- [WORK TO COMPLETE]: Collect each line of the entries that holds the string "will".

**********

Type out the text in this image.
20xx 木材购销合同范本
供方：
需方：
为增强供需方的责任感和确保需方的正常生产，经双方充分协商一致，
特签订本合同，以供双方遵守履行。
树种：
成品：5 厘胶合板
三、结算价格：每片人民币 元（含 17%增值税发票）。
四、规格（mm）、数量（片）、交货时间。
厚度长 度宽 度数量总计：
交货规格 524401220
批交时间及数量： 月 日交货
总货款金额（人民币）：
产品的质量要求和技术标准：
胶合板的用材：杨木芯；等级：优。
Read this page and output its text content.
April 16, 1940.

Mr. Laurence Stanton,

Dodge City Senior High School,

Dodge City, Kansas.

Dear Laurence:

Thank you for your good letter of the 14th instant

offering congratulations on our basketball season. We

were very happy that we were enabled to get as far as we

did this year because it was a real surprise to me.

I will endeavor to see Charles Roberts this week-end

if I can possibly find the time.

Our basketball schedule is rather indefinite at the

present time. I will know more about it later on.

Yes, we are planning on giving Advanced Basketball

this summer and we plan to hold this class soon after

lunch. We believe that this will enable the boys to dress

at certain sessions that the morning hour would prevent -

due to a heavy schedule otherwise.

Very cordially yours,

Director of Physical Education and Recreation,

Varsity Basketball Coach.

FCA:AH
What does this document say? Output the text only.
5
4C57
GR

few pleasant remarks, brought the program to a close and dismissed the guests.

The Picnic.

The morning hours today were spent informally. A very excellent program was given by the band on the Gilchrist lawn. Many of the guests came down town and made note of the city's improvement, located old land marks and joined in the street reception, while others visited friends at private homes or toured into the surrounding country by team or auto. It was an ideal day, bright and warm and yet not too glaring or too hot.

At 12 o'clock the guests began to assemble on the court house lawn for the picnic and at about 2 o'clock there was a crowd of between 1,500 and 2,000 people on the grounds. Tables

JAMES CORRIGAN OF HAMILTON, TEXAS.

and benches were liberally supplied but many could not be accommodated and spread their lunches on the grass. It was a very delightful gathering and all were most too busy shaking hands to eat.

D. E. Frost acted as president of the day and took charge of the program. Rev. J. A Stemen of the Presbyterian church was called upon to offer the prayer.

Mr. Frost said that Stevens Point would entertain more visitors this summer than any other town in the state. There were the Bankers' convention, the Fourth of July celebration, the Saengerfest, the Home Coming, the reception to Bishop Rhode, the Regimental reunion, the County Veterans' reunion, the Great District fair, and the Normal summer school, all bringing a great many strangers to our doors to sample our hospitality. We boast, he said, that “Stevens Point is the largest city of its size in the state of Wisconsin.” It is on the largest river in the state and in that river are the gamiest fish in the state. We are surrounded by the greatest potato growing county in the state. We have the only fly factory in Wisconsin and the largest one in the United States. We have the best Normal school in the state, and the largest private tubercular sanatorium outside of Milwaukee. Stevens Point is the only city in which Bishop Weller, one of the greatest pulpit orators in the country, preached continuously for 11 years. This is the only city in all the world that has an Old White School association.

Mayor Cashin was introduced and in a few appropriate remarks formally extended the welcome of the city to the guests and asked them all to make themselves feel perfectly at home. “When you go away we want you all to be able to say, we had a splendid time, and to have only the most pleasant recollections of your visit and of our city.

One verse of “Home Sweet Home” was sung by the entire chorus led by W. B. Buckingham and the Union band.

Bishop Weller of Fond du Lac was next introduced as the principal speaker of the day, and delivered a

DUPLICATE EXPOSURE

**********

- [THE RESULT]:
I will endeavor to see Charles Roberts this week-end
present time. I will know more about it later on.
lunch. We believe that this will enable the boys to dress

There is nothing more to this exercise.